Goal =
Find every line with the word "JSON" and report how many there are, without any other text.
___
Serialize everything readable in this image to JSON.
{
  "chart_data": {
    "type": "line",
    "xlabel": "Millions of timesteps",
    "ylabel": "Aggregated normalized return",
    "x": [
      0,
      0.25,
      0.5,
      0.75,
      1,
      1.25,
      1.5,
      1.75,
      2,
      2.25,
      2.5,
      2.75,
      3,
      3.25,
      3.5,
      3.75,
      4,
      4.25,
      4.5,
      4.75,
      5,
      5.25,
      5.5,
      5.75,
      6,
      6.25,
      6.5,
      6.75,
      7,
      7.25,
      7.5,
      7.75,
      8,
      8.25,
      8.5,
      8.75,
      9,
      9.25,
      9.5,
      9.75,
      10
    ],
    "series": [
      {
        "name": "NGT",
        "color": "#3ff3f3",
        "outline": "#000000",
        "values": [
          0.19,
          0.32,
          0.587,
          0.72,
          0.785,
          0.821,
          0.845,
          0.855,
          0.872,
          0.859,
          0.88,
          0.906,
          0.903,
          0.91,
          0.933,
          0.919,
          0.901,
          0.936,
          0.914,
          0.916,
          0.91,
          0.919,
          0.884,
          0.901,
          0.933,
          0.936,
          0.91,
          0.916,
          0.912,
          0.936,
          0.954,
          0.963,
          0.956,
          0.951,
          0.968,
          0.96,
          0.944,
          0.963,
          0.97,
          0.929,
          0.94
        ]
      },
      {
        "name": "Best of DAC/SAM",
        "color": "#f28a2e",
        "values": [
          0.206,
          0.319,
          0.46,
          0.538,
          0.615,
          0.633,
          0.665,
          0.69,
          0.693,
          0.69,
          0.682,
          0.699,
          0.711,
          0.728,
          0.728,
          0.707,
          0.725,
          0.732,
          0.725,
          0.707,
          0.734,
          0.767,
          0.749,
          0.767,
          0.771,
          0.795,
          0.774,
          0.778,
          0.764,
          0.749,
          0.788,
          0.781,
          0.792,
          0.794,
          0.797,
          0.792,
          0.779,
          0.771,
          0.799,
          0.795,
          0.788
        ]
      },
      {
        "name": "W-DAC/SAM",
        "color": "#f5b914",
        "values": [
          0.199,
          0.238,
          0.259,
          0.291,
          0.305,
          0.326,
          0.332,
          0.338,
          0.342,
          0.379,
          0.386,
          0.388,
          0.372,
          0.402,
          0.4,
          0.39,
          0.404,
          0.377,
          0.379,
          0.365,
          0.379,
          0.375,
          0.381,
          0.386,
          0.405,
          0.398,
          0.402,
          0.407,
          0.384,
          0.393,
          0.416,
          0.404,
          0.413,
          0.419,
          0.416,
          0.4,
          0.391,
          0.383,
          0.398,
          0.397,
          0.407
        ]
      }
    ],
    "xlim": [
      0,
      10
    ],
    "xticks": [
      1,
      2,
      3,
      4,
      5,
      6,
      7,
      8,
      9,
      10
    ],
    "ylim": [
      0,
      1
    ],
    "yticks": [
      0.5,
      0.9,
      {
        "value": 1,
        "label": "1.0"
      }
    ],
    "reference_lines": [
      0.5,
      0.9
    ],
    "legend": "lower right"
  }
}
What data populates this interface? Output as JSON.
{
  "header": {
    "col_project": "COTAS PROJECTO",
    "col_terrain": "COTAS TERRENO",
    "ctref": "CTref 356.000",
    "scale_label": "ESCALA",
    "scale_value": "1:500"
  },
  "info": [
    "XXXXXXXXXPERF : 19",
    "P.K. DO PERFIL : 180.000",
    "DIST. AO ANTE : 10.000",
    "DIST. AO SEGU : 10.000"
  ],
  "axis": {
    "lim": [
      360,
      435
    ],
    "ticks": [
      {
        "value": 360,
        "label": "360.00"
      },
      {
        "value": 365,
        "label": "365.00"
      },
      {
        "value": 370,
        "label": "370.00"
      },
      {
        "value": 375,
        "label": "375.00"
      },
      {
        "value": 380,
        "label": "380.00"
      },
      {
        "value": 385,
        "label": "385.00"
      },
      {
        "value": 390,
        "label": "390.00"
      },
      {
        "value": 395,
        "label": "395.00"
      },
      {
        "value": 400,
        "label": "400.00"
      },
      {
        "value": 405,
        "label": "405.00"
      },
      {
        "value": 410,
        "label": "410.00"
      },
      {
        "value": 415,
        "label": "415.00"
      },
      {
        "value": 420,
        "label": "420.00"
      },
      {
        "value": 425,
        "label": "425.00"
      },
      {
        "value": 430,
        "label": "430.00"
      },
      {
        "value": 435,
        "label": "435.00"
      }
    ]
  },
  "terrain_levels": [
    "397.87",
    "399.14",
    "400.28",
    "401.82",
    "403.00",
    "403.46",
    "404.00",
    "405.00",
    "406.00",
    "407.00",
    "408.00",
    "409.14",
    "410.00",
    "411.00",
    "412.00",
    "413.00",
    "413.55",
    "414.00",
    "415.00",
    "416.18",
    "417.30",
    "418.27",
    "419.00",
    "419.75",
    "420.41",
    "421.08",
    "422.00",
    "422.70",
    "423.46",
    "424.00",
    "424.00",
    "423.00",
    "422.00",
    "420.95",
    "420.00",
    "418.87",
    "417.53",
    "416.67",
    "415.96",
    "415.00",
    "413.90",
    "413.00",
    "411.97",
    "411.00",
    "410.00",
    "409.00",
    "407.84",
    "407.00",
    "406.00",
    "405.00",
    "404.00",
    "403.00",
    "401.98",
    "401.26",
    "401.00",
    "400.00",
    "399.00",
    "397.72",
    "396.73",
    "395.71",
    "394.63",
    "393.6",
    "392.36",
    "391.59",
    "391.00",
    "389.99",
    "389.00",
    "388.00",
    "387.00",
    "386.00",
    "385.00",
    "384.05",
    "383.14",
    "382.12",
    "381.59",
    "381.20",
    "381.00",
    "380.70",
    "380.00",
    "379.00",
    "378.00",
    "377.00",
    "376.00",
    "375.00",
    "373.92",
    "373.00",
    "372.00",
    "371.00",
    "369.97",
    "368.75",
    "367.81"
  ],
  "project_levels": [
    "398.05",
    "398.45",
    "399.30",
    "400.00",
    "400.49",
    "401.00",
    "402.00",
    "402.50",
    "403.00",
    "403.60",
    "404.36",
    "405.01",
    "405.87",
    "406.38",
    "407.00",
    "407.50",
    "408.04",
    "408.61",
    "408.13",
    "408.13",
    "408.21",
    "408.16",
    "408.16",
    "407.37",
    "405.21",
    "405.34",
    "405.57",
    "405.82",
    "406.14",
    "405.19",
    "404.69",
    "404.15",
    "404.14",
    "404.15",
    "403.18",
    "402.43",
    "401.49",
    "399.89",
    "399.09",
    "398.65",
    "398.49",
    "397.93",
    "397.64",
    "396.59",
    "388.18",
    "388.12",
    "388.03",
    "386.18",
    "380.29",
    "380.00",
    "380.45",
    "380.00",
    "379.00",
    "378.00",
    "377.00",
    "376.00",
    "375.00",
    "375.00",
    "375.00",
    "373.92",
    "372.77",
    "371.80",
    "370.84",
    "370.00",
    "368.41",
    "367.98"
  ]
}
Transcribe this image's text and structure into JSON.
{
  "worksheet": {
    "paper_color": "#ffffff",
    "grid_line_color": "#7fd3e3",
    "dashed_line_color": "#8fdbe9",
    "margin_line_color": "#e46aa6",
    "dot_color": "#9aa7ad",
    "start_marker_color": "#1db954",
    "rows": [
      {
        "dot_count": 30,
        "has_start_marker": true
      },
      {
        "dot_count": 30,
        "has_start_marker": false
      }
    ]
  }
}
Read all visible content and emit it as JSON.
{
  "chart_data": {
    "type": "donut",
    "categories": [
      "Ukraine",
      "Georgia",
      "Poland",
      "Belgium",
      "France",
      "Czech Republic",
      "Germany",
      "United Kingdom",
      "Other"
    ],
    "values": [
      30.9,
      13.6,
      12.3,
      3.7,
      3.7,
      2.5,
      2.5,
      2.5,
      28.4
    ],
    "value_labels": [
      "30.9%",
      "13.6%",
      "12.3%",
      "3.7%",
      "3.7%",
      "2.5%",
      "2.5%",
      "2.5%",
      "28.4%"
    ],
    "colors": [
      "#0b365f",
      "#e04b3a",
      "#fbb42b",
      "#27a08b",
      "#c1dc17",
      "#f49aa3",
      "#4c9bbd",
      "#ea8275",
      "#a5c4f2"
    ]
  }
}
___
Completed exercise =
4